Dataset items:
** BEGIN **
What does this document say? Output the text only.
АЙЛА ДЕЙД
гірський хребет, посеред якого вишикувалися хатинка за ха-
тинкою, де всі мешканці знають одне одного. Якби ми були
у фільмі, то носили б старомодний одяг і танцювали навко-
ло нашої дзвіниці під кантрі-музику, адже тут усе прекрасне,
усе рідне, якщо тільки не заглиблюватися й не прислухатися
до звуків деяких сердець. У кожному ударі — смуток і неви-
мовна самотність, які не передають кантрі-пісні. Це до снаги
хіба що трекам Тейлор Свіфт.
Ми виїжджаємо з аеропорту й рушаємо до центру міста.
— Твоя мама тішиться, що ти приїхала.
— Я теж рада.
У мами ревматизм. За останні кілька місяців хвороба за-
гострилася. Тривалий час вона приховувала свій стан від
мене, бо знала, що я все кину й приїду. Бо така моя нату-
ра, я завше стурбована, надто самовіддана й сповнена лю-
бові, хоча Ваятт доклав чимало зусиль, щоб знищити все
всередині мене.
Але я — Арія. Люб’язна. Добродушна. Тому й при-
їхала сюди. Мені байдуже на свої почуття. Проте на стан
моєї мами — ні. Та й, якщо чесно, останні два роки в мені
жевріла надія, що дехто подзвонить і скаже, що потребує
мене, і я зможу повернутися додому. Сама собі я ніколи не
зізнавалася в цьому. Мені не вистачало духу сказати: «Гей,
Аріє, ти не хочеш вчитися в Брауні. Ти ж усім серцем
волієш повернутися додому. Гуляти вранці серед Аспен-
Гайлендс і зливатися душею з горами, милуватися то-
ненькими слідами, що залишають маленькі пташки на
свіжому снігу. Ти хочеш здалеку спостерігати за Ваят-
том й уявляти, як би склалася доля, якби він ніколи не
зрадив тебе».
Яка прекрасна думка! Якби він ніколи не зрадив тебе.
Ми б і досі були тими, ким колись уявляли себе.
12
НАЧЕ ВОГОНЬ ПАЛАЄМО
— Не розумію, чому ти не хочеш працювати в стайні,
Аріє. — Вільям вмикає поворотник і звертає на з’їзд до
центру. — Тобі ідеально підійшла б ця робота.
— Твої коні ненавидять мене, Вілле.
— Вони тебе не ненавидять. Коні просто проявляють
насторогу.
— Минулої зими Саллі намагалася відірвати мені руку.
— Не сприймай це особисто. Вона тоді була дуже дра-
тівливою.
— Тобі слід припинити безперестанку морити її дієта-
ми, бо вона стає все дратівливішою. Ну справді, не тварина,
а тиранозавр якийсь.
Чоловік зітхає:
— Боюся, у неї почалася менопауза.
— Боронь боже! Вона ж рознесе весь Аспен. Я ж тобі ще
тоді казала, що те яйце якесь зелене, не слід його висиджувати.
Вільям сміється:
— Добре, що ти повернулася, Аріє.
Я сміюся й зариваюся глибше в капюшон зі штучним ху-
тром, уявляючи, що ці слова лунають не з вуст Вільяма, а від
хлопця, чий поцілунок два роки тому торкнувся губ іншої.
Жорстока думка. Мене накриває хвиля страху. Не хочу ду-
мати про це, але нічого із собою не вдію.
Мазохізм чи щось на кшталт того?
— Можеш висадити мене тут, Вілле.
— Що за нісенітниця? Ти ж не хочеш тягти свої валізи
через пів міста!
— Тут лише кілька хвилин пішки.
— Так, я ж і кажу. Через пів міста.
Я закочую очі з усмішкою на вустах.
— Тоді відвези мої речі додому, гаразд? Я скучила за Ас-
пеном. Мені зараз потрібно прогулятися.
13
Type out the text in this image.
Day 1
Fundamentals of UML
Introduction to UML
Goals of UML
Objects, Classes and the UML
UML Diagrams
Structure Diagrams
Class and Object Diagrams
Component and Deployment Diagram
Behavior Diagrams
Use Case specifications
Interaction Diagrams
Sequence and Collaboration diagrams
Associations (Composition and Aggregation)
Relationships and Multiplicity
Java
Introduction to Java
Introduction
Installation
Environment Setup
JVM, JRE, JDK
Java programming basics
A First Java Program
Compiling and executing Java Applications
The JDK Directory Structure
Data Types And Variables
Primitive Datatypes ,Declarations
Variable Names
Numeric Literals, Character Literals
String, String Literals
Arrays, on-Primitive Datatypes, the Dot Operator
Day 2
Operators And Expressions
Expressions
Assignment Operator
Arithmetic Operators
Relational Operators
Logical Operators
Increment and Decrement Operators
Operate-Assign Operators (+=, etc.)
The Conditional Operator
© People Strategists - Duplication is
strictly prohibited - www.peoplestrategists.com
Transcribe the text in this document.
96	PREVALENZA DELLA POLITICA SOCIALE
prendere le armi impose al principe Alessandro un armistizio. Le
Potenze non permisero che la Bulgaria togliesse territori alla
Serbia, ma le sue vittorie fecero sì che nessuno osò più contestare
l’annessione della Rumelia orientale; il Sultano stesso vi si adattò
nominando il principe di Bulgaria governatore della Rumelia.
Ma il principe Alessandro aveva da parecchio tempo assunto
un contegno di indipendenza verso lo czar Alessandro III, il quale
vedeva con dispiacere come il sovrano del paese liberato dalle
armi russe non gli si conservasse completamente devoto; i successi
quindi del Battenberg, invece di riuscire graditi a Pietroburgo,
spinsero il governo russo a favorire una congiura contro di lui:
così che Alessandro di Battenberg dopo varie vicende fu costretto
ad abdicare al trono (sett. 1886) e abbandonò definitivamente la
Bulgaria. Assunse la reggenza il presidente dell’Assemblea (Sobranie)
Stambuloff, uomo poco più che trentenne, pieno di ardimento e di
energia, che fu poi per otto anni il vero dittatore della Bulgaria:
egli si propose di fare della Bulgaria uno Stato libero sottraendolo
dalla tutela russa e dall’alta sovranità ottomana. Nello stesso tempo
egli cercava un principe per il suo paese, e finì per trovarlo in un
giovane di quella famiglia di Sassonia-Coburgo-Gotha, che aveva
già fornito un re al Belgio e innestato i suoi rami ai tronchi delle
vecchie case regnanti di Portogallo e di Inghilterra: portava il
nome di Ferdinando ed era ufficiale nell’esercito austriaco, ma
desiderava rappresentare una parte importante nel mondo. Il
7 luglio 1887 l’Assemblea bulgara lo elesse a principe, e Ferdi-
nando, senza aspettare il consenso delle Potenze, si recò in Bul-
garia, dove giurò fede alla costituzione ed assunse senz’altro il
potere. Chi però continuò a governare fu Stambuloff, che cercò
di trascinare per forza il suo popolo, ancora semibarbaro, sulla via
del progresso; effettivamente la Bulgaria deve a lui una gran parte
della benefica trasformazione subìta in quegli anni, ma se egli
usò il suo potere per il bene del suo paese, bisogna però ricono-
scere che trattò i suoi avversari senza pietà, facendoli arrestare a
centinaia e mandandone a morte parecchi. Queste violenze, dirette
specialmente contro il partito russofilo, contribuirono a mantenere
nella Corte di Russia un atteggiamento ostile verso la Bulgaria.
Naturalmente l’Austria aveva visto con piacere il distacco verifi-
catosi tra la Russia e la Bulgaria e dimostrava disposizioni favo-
** END **
• Task directions
Display every line of the listing that contains the string "Primitive".

• Answer for this exercise
Primitive Datatypes ,Declarations
Arrays, on-Primitive Datatypes, the Dot Operator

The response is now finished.